── Entries provided

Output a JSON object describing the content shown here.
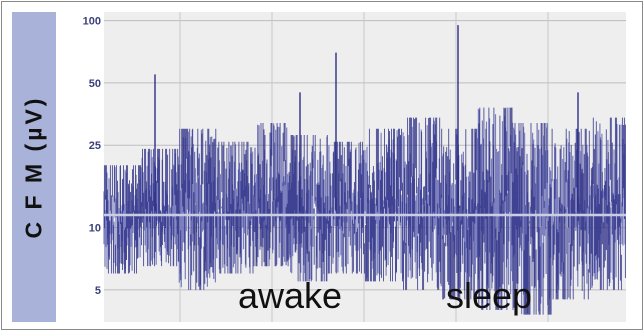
{
  "chart_data": {
    "type": "line",
    "title": "",
    "ylabel": "C F M (µV)",
    "xlabel": "",
    "y_scale": "log",
    "ylim": [
      3.5,
      110
    ],
    "y_ticks": [
      5,
      10,
      25,
      50,
      100
    ],
    "y_tick_labels": [
      "5",
      "10",
      "25",
      "50",
      "100"
    ],
    "grid": true,
    "reference_line_y": 11.5,
    "annotations": [
      "awake",
      "sleep"
    ],
    "series": [
      {
        "line_color": "#2d2f86",
        "fill_color": "#6f73b8",
        "segments": [
          {
            "upper": 20,
            "lower": 6
          },
          {
            "upper": 24,
            "lower": 6.5
          },
          {
            "upper": 30,
            "lower": 5
          },
          {
            "upper": 26,
            "lower": 6
          },
          {
            "upper": 32,
            "lower": 6.5
          },
          {
            "upper": 28,
            "lower": 5.5
          },
          {
            "upper": 26,
            "lower": 6
          },
          {
            "upper": 30,
            "lower": 5.5
          },
          {
            "upper": 34,
            "lower": 5
          },
          {
            "upper": 30,
            "lower": 4.5
          },
          {
            "upper": 38,
            "lower": 4
          },
          {
            "upper": 32,
            "lower": 3.8
          },
          {
            "upper": 30,
            "lower": 4.5
          },
          {
            "upper": 34,
            "lower": 5
          }
        ],
        "spikes": [
          55,
          45,
          70,
          95,
          45
        ]
      }
    ]
  }
}
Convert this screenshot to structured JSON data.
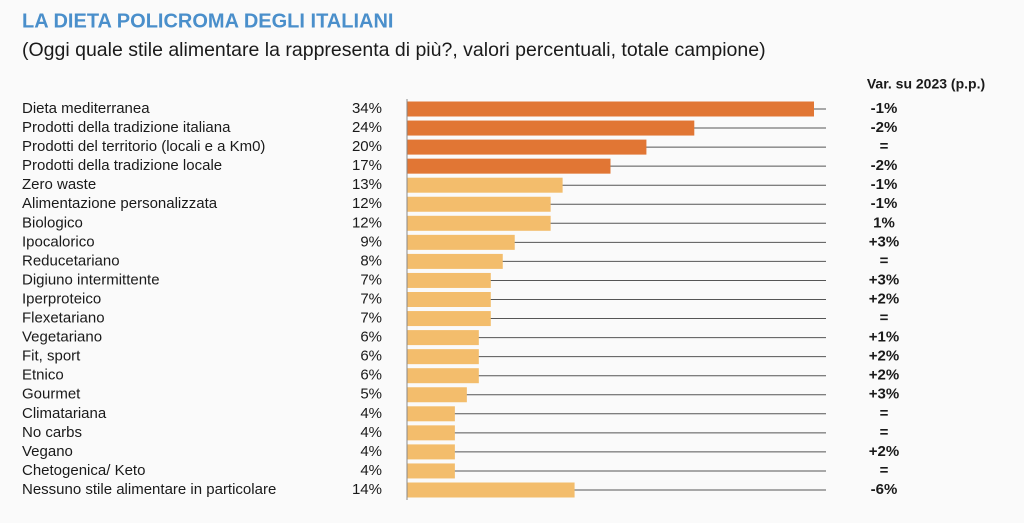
{
  "chart_data": {
    "type": "bar",
    "orientation": "horizontal",
    "title": "LA DIETA POLICROMA DEGLI ITALIANI",
    "subtitle": "(Oggi quale stile alimentare la rappresenta di più?, valori percentuali, totale campione)",
    "categories": [
      "Dieta mediterranea",
      "Prodotti della tradizione italiana",
      "Prodotti del territorio (locali e a Km0)",
      "Prodotti della tradizione locale",
      "Zero waste",
      "Alimentazione personalizzata",
      "Biologico",
      "Ipocalorico",
      "Reducetariano",
      "Digiuno intermittente",
      "Iperproteico",
      "Flexetariano",
      "Vegetariano",
      "Fit, sport",
      "Etnico",
      "Gourmet",
      "Climatariana",
      "No carbs",
      "Vegano",
      "Chetogenica/ Keto",
      "Nessuno stile alimentare in particolare"
    ],
    "values": [
      34,
      24,
      20,
      17,
      13,
      12,
      12,
      9,
      8,
      7,
      7,
      7,
      6,
      6,
      6,
      5,
      4,
      4,
      4,
      4,
      14
    ],
    "value_labels": [
      "34%",
      "24%",
      "20%",
      "17%",
      "13%",
      "12%",
      "12%",
      "9%",
      "8%",
      "7%",
      "7%",
      "7%",
      "6%",
      "6%",
      "6%",
      "5%",
      "4%",
      "4%",
      "4%",
      "4%",
      "14%"
    ],
    "colors": [
      "#e17634",
      "#e17634",
      "#e17634",
      "#e17634",
      "#f3bd6c",
      "#f3bd6c",
      "#f3bd6c",
      "#f3bd6c",
      "#f3bd6c",
      "#f3bd6c",
      "#f3bd6c",
      "#f3bd6c",
      "#f3bd6c",
      "#f3bd6c",
      "#f3bd6c",
      "#f3bd6c",
      "#f3bd6c",
      "#f3bd6c",
      "#f3bd6c",
      "#f3bd6c",
      "#f3bd6c"
    ],
    "variation": {
      "title": "Var. su 2023 (p.p.)",
      "labels": [
        "-1%",
        "-2%",
        "=",
        "-2%",
        "-1%",
        "-1%",
        "1%",
        "+3%",
        "=",
        "+3%",
        "+2%",
        "=",
        "+1%",
        "+2%",
        "+2%",
        "+3%",
        "=",
        "=",
        "+2%",
        "=",
        "-6%"
      ]
    }
  }
}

────

▶ **Aim**: Out of the material above, select every line that holds the string "alimentare".

▶ **Finished answer**:
    "subtitle": "(Oggi quale stile alimentare la rappresenta di più?, valori percentuali, totale campione)",
      "Nessuno stile alimentare in particolare"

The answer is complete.